> **Requirement**
Make an exact transcription of the material, leaving out all images.

Items from a data source
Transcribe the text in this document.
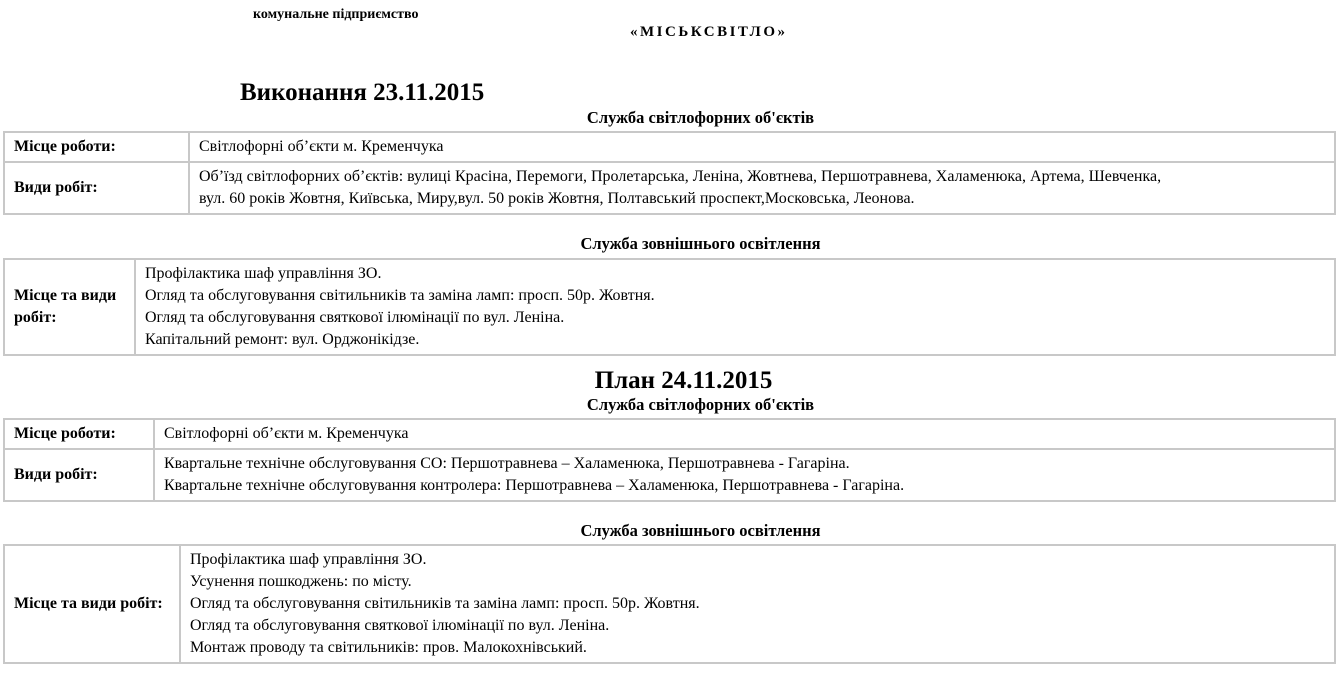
комунальне підприємство
«МІСЬКСВІТЛО»
Виконання 23.11.2015
Служба світлофорних об'єктів
Місце роботи:	Світлофорні об’єкти м. Кременчука

Види робіт:	Об’їзд світлофорних об’єктів: вулиці Красіна, Перемоги, Пролетарська, Леніна, Жовтнева, Першотравнева, Халаменюка, Артема, Шевченка,
вул. 60 років Жовтня, Київська, Миру,вул. 50 років Жовтня, Полтавський проспект,Московська, Леонова.
Служба зовнішнього освітлення
Місце та види робіт:	
Профілактика шаф управління ЗО.
Огляд та обслуговування світильників та заміна ламп: просп. 50р. Жовтня.
Огляд та обслуговування святкової ілюмінації по вул. Леніна.
Капітальний ремонт: вул. Орджонікідзе.
План 24.11.2015
Служба світлофорних об'єктів
Місце роботи:	Світлофорні об’єкти м. Кременчука

Види робіт:	Квартальне технічне обслуговування СО: Першотравнева – Халаменюка, Першотравнева - Гагаріна.
Квартальне технічне обслуговування контролера: Першотравнева – Халаменюка, Першотравнева - Гагаріна.
Служба зовнішнього освітлення
Місце та види робіт:	
Профілактика шаф управління ЗО.
Усунення пошкоджень: по місту.
Огляд та обслуговування світильників та заміна ламп: просп. 50р. Жовтня.
Огляд та обслуговування святкової ілюмінації по вул. Леніна.
Монтаж проводу та світильників: пров. Малокохнівський.
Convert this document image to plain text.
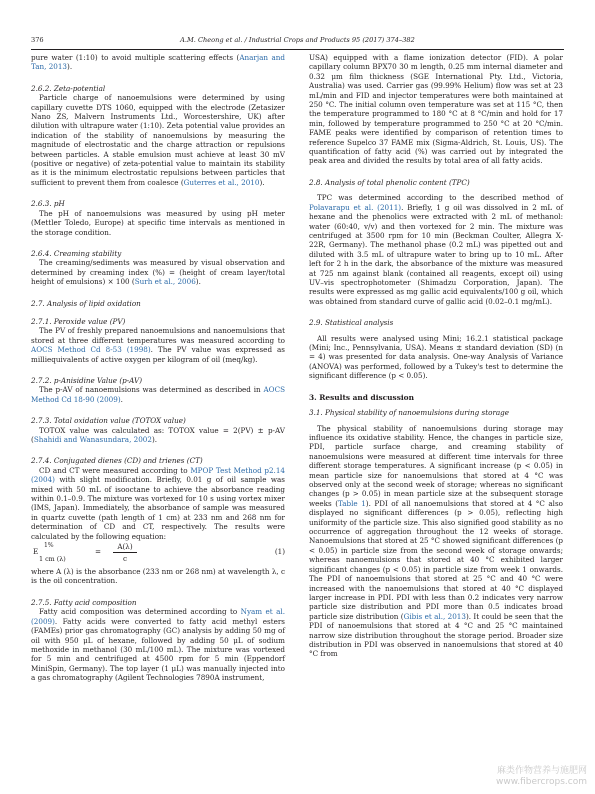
376	A.M. Cheong et al. / Industrial Crops and Products 95 (2017) 374–382

pure water (1:10) to avoid multiple scattering effects (Anarjan and Tan, 2013).

2.6.2. Zeta-potential

Particle charge of nanoemulsions were determined by using capillary cuvette DTS 1060, equipped with the electrode (Zetasizer Nano ZS, Malvern Instruments Ltd., Worcestershire, UK) after dilution with ultrapure water (1:10). Zeta potential value provides an indication of the stability of nanoemulsions by measuring the magnitude of electrostatic and the charge attraction or repulsions between particles. A stable emulsion must achieve at least 30 mV (positive or negative) of zeta-potential value to maintain its stability as it is the minimum electrostatic repulsions between particles that sufficient to prevent them from coalesce (Guterres et al., 2010).

2.6.3. pH

The pH of nanoemulsions was measured by using pH meter (Mettler Toledo, Europe) at specific time intervals as mentioned in the storage condition.

2.6.4. Creaming stability

The creaming/sediments was measured by visual observation and determined by creaming index (%) = (height of cream layer/total height of emulsions) × 100 (Surh et al., 2006).

2.7. Analysis of lipid oxidation
2.7.1. Peroxide value (PV)

The PV of freshly prepared nanoemulsions and nanoemulsions that stored at three different temperatures was measured according to AOCS Method Cd 8-53 (1998). The PV value was expressed as milliequivalents of active oxygen per kilogram of oil (meq/kg).

2.7.2. p-Anisidine Value (p-AV)

The p-AV of nanoemulsions was determined as described in AOCS Method Cd 18-90 (2009).

2.7.3. Total oxidation value (TOTOX value)

TOTOX value was calculated as: TOTOX value = 2(PV) ± p-AV (Shahidi and Wanasundara, 2002).

2.7.4. Conjugated dienes (CD) and trienes (CT)

CD and CT were measured according to MPOP Test Method p2.14 (2004) with slight modification. Briefly, 0.01 g of oil sample was mixed with 50 mL of isooctane to achieve the absorbance reading within 0.1–0.9. The mixture was vortexed for 10 s using vortex mixer (IMS, Japan). Immediately, the absorbance of sample was measured in quartz cuvette (path length of 1 cm) at 233 nm and 268 nm for determination of CD and CT, respectively. The results were calculated by the following equation:

E
1%
1 cm (λ)
= $\frac{A(\lambda)}{c}$	(1)

where A (λ) is the absorbance (233 nm or 268 nm) at wavelength λ, c is the oil concentration.

2.7.5. Fatty acid composition

Fatty acid composition was determined according to Nyam et al. (2009). Fatty acids were converted to fatty acid methyl esters (FAMEs) prior gas chromatography (GC) analysis by adding 50 mg of oil with 950 μL of hexane, followed by adding 50 μL of sodium methoxide in methanol (30 mL/100 mL). The mixture was vortexed for 5 min and centrifuged at 4500 rpm for 5 min (Eppendorf MiniSpin, Germany). The top layer (1 μL) was manually injected into a gas chromatography (Agilent Technologies 7890A instrument,

USA) equipped with a flame ionization detector (FID). A polar capillary column BPX70 30 m length, 0.25 mm internal diameter and 0.32 μm film thickness (SGE International Pty. Ltd., Victoria, Australia) was used. Carrier gas (99.99% Helium) flow was set at 23 mL/min and FID and injector temperatures were both maintained at 250 °C. The initial column oven temperature was set at 115 °C, then the temperature programmed to 180 °C at 8 °C/min and hold for 17 min, followed by temperature programmed to 250 °C at 20 °C/min. FAME peaks were identified by comparison of retention times to reference Supelco 37 FAME mix (Sigma-Aldrich, St. Louis, US). The quantification of fatty acid (%) was carried out by integrated the peak area and divided the results by total area of all fatty acids.

2.8. Analysis of total phenolic content (TPC)

TPC was determined according to the described method of Polavarapu et al. (2011). Briefly, 1 g oil was dissolved in 2 mL of hexane and the phenolics were extracted with 2 mL of methanol: water (60:40, v/v) and then vortexed for 2 min. The mixture was centrifuged at 3500 rpm for 10 min (Beckman Coulter, Allegra X-22R, Germany). The methanol phase (0.2 mL) was pipetted out and diluted with 3.5 mL of ultrapure water to bring up to 10 mL. After left for 2 h in the dark, the absorbance of the mixture was measured at 725 nm against blank (contained all reagents, except oil) using UV–vis spectrophotometer (Shimadzu Corporation, Japan). The results were expressed as mg gallic acid equivalents/100 g oil, which was obtained from standard curve of gallic acid (0.02–0.1 mg/mL).

2.9. Statistical analysis

All results were analysed using Mini; 16.2.1 statistical package (Mini; Inc., Pennsylvania, USA). Means ± standard deviation (SD) (n = 4) was presented for data analysis. One-way Analysis of Variance (ANOVA) was performed, followed by a Tukey's test to determine the significant difference (p < 0.05).

3. Results and discussion
3.1. Physical stability of nanoemulsions during storage

The physical stability of nanoemulsions during storage may influence its oxidative stability. Hence, the changes in particle size, PDI, particle surface charge, and creaming stability of nanoemulsions were measured at different time intervals for three different storage temperatures. A significant increase (p < 0.05) in mean particle size for nanoemulsions that stored at 4 °C was observed only at the second week of storage; whereas no significant changes (p > 0.05) in mean particle size at the subsequent storage weeks (Table 1). PDI of all nanoemulsions that stored at 4 °C also displayed no significant differences (p > 0.05), reflecting high uniformity of the particle size. This also signified good stability as no occurrence of aggregation throughout the 12 weeks of storage. Nanoemulsions that stored at 25 °C showed significant differences (p < 0.05) in particle size from the second week of storage onwards; whereas nanoemulsions that stored at 40 °C exhibited larger significant changes (p < 0.05) in particle size from week 1 onwards. The PDI of nanoemulsions that stored at 25 °C and 40 °C were increased with the nanoemulsions that stored at 40 °C displayed larger increase in PDI. PDI with less than 0.2 indicates very narrow particle size distribution and PDI more than 0.5 indicates broad particle size distribution (Gibis et al., 2013). It could be seen that the PDI of nanoemulsions that stored at 4 °C and 25 °C maintained narrow size distribution throughout the storage period. Broader size distribution in PDI was observed in nanoemulsions that stored at 40 °C from

麻类作物营养与施肥网
www.fibercrops.com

> **Solution**
Transcribe the text in this document.
комунальне підприємство
«МІСЬКСВІТЛО»
Виконання 23.11.2015
Служба світлофорних об'єктів
Місце роботи:	Світлофорні об’єкти м. Кременчука

Види робіт:	Об’їзд світлофорних об’єктів: вулиці Красіна, Перемоги, Пролетарська, Леніна, Жовтнева, Першотравнева, Халаменюка, Артема, Шевченка,
вул. 60 років Жовтня, Київська, Миру,вул. 50 років Жовтня, Полтавський проспект,Московська, Леонова.
Служба зовнішнього освітлення
Місце та види робіт:	
Профілактика шаф управління ЗО.
Огляд та обслуговування світильників та заміна ламп: просп. 50р. Жовтня.
Огляд та обслуговування святкової ілюмінації по вул. Леніна.
Капітальний ремонт: вул. Орджонікідзе.
План 24.11.2015
Служба світлофорних об'єктів
Місце роботи:	Світлофорні об’єкти м. Кременчука

Види робіт:	Квартальне технічне обслуговування СО: Першотравнева – Халаменюка, Першотравнева - Гагаріна.
Квартальне технічне обслуговування контролера: Першотравнева – Халаменюка, Першотравнева - Гагаріна.
Служба зовнішнього освітлення
Місце та види робіт:	
Профілактика шаф управління ЗО.
Усунення пошкоджень: по місту.
Огляд та обслуговування світильників та заміна ламп: просп. 50р. Жовтня.
Огляд та обслуговування святкової ілюмінації по вул. Леніна.
Монтаж проводу та світильників: пров. Малокохнівський.
Convert this document image to plain text.
376	A.M. Cheong et al. / Industrial Crops and Products 95 (2017) 374–382

pure water (1:10) to avoid multiple scattering effects (Anarjan and Tan, 2013).

2.6.2. Zeta-potential

Particle charge of nanoemulsions were determined by using capillary cuvette DTS 1060, equipped with the electrode (Zetasizer Nano ZS, Malvern Instruments Ltd., Worcestershire, UK) after dilution with ultrapure water (1:10). Zeta potential value provides an indication of the stability of nanoemulsions by measuring the magnitude of electrostatic and the charge attraction or repulsions between particles. A stable emulsion must achieve at least 30 mV (positive or negative) of zeta-potential value to maintain its stability as it is the minimum electrostatic repulsions between particles that sufficient to prevent them from coalesce (Guterres et al., 2010).

2.6.3. pH

The pH of nanoemulsions was measured by using pH meter (Mettler Toledo, Europe) at specific time intervals as mentioned in the storage condition.

2.6.4. Creaming stability

The creaming/sediments was measured by visual observation and determined by creaming index (%) = (height of cream layer/total height of emulsions) × 100 (Surh et al., 2006).

2.7. Analysis of lipid oxidation
2.7.1. Peroxide value (PV)

The PV of freshly prepared nanoemulsions and nanoemulsions that stored at three different temperatures was measured according to AOCS Method Cd 8-53 (1998). The PV value was expressed as milliequivalents of active oxygen per kilogram of oil (meq/kg).

2.7.2. p-Anisidine Value (p-AV)

The p-AV of nanoemulsions was determined as described in AOCS Method Cd 18-90 (2009).

2.7.3. Total oxidation value (TOTOX value)

TOTOX value was calculated as: TOTOX value = 2(PV) ± p-AV (Shahidi and Wanasundara, 2002).

2.7.4. Conjugated dienes (CD) and trienes (CT)

CD and CT were measured according to MPOP Test Method p2.14 (2004) with slight modification. Briefly, 0.01 g of oil sample was mixed with 50 mL of isooctane to achieve the absorbance reading within 0.1–0.9. The mixture was vortexed for 10 s using vortex mixer (IMS, Japan). Immediately, the absorbance of sample was measured in quartz cuvette (path length of 1 cm) at 233 nm and 268 nm for determination of CD and CT, respectively. The results were calculated by the following equation:

E
1%
1 cm (λ)
= $\frac{A(\lambda)}{c}$	(1)

where A (λ) is the absorbance (233 nm or 268 nm) at wavelength λ, c is the oil concentration.

2.7.5. Fatty acid composition

Fatty acid composition was determined according to Nyam et al. (2009). Fatty acids were converted to fatty acid methyl esters (FAMEs) prior gas chromatography (GC) analysis by adding 50 mg of oil with 950 μL of hexane, followed by adding 50 μL of sodium methoxide in methanol (30 mL/100 mL). The mixture was vortexed for 5 min and centrifuged at 4500 rpm for 5 min (Eppendorf MiniSpin, Germany). The top layer (1 μL) was manually injected into a gas chromatography (Agilent Technologies 7890A instrument,

USA) equipped with a flame ionization detector (FID). A polar capillary column BPX70 30 m length, 0.25 mm internal diameter and 0.32 μm film thickness (SGE International Pty. Ltd., Victoria, Australia) was used. Carrier gas (99.99% Helium) flow was set at 23 mL/min and FID and injector temperatures were both maintained at 250 °C. The initial column oven temperature was set at 115 °C, then the temperature programmed to 180 °C at 8 °C/min and hold for 17 min, followed by temperature programmed to 250 °C at 20 °C/min. FAME peaks were identified by comparison of retention times to reference Supelco 37 FAME mix (Sigma-Aldrich, St. Louis, US). The quantification of fatty acid (%) was carried out by integrated the peak area and divided the results by total area of all fatty acids.

2.8. Analysis of total phenolic content (TPC)

TPC was determined according to the described method of Polavarapu et al. (2011). Briefly, 1 g oil was dissolved in 2 mL of hexane and the phenolics were extracted with 2 mL of methanol: water (60:40, v/v) and then vortexed for 2 min. The mixture was centrifuged at 3500 rpm for 10 min (Beckman Coulter, Allegra X-22R, Germany). The methanol phase (0.2 mL) was pipetted out and diluted with 3.5 mL of ultrapure water to bring up to 10 mL. After left for 2 h in the dark, the absorbance of the mixture was measured at 725 nm against blank (contained all reagents, except oil) using UV–vis spectrophotometer (Shimadzu Corporation, Japan). The results were expressed as mg gallic acid equivalents/100 g oil, which was obtained from standard curve of gallic acid (0.02–0.1 mg/mL).

2.9. Statistical analysis

All results were analysed using Mini; 16.2.1 statistical package (Mini; Inc., Pennsylvania, USA). Means ± standard deviation (SD) (n = 4) was presented for data analysis. One-way Analysis of Variance (ANOVA) was performed, followed by a Tukey's test to determine the significant difference (p < 0.05).

3. Results and discussion
3.1. Physical stability of nanoemulsions during storage

The physical stability of nanoemulsions during storage may influence its oxidative stability. Hence, the changes in particle size, PDI, particle surface charge, and creaming stability of nanoemulsions were measured at different time intervals for three different storage temperatures. A significant increase (p < 0.05) in mean particle size for nanoemulsions that stored at 4 °C was observed only at the second week of storage; whereas no significant changes (p > 0.05) in mean particle size at the subsequent storage weeks (Table 1). PDI of all nanoemulsions that stored at 4 °C also displayed no significant differences (p > 0.05), reflecting high uniformity of the particle size. This also signified good stability as no occurrence of aggregation throughout the 12 weeks of storage. Nanoemulsions that stored at 25 °C showed significant differences (p < 0.05) in particle size from the second week of storage onwards; whereas nanoemulsions that stored at 40 °C exhibited larger significant changes (p < 0.05) in particle size from week 1 onwards. The PDI of nanoemulsions that stored at 25 °C and 40 °C were increased with the nanoemulsions that stored at 40 °C displayed larger increase in PDI. PDI with less than 0.2 indicates very narrow particle size distribution and PDI more than 0.5 indicates broad particle size distribution (Gibis et al., 2013). It could be seen that the PDI of nanoemulsions that stored at 4 °C and 25 °C maintained narrow size distribution throughout the storage period. Broader size distribution in PDI was observed in nanoemulsions that stored at 40 °C from

麻类作物营养与施肥网
www.fibercrops.com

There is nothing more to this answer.